**Arbeitsauftrag**
Entnehmen Sie dem Text über das erste Halterner Grasbahnrennen wortgetreu alles von „Alles hat mit“ bis hinunter zu „Rennen zu veranstalten.“.

**Lesetext**
════════════════════

Alles hat mit der Gründung des Vestischen Motorrad-Sport-Clubs Recklinghausen im Juli 1951 angefangen. Nachdem die Mitglieder mehrere Geländefahrten in der Region um die Stadt organisiert hatten, waren sie auf der Suche nach einem geeigneten Platz, um Rennen zu veranstalten.

Die Stadt Haltern bewilligte die Anfrage des Vereins. Damit tauchte der VMSC fünf Jahre nach seiner Gründung in die Welt des Motorsports ein. 1956 sollte es dann so weit sein: Das erste Halterner Grasbahnrennen lockte an einem Sonntagnachmittag im Mai mehr als 10.000 Besucherinnen und Besucher in die Seestadt.

„Für diesen vom Veranstalter kaum erwarteten Publikumsandrang war die Absperrung des Renngeländes nur unzureichend“, schreibt Gerd Twilfer im Halterner Jahrbuch 2013. Dadurch gelangten viele Interessierte nicht auf das Gelände und sparten gleichzeitig das Eintrittsgeld von zwei bis drei DM.

Halterner Fahrer mit dabei

Auf der Grasbahn-Strecke kämpften die nationalen Fahrer in verschiedenen Klassen gegeneinander an. Auch Halterner Fahrer fuhren mit: Ewald Riepenhausen und Wolfgang Krause mit Beifahrer kämpften um den Sieg. Nach Trainingsfahrten am Vormittag pfiff der Rennleiter Engelbert Mushövel um 14 Uhr das erste Rennen an.

„Die Fahrer lieferten sich im 605 m langen Ovalkurs packende Rennen. Immer links rum. Das Ganze ohne Bremsen! Je schwerer die Maschine, desto größer die Begeisterung der Massen“, beschreibt Gerd Twilfer das erste Grasbahnrennen. Die Fahrer legten sich wohl so weit in die Kurven, dass sie mit ihren Knien den Boden streiften.

Halterner hatten kein Glück

Für die Halterner Rennfahrer standen die Sterne an diesem Tag nicht so gut: Ewald Riepenhausen trat erst gar nicht an. Wolfgang Krause und sein Beifahrer verloren ein Rad, stürzten und schieden aus.

════════════════════

**Rohdaten**
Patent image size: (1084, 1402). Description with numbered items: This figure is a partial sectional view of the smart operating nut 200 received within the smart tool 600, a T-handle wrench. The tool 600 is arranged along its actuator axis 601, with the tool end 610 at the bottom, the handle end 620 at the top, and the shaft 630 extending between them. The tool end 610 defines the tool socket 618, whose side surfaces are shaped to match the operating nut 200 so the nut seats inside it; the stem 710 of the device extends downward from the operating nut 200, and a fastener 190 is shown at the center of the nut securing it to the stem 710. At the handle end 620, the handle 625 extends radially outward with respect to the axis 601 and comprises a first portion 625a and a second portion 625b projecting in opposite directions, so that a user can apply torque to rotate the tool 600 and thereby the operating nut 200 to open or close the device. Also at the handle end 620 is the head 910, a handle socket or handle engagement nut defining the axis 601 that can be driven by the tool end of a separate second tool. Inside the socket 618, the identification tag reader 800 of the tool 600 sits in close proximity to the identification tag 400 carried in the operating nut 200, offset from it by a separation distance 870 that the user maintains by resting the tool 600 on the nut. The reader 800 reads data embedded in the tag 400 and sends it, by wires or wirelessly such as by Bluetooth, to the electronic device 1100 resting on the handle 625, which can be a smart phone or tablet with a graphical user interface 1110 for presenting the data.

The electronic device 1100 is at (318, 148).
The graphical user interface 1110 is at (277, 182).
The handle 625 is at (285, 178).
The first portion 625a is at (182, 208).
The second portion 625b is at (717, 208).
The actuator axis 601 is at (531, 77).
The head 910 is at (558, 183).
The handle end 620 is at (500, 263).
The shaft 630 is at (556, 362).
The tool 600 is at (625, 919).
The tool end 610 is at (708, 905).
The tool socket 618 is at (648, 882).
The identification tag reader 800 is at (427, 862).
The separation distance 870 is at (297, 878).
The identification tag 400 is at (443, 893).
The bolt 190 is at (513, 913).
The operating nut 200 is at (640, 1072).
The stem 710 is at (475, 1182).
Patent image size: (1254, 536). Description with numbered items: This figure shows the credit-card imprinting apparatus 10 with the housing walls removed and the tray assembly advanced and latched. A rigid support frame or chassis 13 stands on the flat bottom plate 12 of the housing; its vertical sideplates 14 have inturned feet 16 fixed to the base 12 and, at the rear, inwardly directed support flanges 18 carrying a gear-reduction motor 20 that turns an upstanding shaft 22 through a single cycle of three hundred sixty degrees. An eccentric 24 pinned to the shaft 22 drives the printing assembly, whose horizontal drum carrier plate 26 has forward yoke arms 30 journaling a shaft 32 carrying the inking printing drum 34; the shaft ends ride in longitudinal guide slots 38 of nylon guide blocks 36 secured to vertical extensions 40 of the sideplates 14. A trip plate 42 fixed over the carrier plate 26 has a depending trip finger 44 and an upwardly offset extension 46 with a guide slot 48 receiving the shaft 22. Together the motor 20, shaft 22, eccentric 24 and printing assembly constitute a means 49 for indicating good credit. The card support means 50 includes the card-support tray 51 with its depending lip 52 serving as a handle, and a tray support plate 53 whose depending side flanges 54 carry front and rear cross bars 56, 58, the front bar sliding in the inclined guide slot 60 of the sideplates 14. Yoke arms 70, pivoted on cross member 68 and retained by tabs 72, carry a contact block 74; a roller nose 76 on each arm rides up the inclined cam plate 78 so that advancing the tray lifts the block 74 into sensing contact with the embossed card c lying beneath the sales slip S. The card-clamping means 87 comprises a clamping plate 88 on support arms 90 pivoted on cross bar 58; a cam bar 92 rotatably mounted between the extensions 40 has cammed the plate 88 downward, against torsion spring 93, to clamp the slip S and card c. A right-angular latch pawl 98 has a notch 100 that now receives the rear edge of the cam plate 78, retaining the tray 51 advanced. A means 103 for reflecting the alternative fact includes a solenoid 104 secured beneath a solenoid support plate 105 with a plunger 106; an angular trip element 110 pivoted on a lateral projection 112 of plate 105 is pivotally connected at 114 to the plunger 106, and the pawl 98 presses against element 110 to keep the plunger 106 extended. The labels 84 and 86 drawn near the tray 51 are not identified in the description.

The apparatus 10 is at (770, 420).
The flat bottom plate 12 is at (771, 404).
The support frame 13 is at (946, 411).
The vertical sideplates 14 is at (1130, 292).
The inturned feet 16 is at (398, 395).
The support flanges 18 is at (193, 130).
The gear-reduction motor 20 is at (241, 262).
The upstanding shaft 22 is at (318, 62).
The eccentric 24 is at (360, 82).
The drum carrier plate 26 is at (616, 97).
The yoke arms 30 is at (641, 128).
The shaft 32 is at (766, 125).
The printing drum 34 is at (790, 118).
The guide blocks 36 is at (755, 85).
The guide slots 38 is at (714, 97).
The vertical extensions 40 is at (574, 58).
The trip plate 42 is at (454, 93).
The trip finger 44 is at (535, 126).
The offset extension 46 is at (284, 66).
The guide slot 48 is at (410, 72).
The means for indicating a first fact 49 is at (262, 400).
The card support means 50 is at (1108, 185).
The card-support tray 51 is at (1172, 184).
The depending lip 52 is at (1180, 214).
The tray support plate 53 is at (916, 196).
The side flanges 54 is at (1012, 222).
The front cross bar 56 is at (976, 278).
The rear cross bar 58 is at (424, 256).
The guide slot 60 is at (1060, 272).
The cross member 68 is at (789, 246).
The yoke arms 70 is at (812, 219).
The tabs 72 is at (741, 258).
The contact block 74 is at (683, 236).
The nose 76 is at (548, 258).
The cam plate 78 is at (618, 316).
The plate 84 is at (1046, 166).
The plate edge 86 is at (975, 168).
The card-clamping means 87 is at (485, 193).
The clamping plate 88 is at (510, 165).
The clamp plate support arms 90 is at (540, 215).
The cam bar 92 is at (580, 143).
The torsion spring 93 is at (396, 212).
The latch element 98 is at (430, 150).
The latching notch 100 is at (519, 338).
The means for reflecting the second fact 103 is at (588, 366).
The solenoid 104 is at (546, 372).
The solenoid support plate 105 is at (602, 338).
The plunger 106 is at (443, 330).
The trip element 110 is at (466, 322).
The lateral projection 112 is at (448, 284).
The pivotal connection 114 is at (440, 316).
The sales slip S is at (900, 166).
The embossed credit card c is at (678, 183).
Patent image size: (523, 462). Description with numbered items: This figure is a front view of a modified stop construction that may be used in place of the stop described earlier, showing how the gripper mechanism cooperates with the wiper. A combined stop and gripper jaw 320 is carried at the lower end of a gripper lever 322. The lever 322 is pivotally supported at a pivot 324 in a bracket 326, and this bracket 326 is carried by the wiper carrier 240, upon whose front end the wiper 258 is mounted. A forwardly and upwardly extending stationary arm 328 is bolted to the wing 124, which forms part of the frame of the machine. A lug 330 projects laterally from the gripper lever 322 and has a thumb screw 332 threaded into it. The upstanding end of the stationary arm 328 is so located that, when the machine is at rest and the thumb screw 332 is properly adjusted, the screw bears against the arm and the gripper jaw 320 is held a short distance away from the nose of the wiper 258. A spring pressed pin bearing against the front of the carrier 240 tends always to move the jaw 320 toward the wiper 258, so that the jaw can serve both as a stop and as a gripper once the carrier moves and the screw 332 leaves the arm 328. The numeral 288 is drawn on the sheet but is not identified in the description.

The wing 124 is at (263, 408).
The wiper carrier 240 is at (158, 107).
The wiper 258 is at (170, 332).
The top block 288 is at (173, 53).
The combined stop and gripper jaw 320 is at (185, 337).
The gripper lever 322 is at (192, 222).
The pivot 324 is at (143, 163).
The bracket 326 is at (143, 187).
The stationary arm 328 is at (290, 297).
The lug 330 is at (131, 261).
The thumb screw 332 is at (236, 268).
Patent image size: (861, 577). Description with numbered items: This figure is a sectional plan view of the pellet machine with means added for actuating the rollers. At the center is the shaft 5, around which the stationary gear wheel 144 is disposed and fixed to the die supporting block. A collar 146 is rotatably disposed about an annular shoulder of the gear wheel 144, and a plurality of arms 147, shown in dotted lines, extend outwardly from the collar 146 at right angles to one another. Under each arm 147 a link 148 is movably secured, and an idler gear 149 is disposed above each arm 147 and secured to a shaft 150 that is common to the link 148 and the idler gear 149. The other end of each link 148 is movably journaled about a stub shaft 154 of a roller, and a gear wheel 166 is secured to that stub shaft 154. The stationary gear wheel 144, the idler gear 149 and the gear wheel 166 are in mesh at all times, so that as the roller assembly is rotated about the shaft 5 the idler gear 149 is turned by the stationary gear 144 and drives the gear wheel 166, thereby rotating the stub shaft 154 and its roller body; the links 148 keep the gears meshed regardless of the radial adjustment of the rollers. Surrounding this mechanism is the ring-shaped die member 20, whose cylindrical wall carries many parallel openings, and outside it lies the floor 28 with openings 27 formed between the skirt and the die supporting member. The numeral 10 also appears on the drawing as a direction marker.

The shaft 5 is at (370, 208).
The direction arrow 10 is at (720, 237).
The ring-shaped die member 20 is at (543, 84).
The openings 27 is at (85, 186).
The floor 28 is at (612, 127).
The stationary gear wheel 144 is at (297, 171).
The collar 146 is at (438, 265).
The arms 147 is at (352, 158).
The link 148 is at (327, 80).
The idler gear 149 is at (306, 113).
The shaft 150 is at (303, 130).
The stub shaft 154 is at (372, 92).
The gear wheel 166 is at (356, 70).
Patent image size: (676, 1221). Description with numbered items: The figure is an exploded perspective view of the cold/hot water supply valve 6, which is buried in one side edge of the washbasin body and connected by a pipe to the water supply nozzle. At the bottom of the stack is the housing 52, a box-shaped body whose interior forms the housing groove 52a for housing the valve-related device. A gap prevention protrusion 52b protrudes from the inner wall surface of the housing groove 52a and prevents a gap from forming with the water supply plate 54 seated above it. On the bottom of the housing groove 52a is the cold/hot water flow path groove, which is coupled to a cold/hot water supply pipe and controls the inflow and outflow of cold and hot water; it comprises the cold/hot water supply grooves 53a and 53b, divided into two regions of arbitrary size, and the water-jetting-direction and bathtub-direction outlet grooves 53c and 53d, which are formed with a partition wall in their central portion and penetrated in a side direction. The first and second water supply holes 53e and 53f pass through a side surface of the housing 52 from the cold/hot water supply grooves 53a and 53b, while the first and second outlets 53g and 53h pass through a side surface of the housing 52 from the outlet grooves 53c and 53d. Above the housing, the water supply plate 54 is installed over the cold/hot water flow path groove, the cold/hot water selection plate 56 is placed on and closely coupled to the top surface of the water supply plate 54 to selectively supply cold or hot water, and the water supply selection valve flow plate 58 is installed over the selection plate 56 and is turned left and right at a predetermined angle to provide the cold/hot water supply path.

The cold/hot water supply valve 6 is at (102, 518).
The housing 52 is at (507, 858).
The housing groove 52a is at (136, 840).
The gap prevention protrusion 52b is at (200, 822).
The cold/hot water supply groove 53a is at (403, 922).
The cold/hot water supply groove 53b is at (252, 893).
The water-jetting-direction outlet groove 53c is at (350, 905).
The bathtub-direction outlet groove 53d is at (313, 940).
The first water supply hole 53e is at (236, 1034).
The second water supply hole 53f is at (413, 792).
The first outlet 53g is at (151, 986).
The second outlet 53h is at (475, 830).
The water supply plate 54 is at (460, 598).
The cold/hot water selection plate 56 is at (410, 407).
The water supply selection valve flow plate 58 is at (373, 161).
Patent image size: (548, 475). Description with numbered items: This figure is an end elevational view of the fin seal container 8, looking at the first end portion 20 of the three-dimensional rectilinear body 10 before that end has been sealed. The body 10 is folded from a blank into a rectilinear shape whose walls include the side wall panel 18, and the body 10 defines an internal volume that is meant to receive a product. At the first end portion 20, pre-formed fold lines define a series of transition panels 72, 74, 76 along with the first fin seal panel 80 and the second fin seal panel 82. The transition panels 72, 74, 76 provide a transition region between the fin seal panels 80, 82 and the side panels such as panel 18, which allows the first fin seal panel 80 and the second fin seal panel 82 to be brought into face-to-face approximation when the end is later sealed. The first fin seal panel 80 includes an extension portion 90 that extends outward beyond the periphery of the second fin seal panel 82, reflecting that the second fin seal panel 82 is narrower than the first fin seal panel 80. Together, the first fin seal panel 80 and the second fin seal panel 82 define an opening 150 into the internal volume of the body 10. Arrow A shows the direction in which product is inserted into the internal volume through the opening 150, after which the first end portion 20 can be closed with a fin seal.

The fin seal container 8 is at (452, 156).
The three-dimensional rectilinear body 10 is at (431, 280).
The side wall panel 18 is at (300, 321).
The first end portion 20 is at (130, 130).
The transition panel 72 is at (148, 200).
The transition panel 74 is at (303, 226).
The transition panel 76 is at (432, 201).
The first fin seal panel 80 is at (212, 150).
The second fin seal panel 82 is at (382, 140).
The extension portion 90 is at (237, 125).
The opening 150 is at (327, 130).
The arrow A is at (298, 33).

════════════════════

**Antwort**
Alles hat mit der Gründung des Vestischen Motorrad-Sport-Clubs Recklinghausen im Juli 1951 angefangen. Nachdem die Mitglieder mehrere Geländefahrten in der Region um die Stadt organisiert hatten, waren sie auf der Suche nach einem geeigneten Platz, um Rennen zu veranstalten.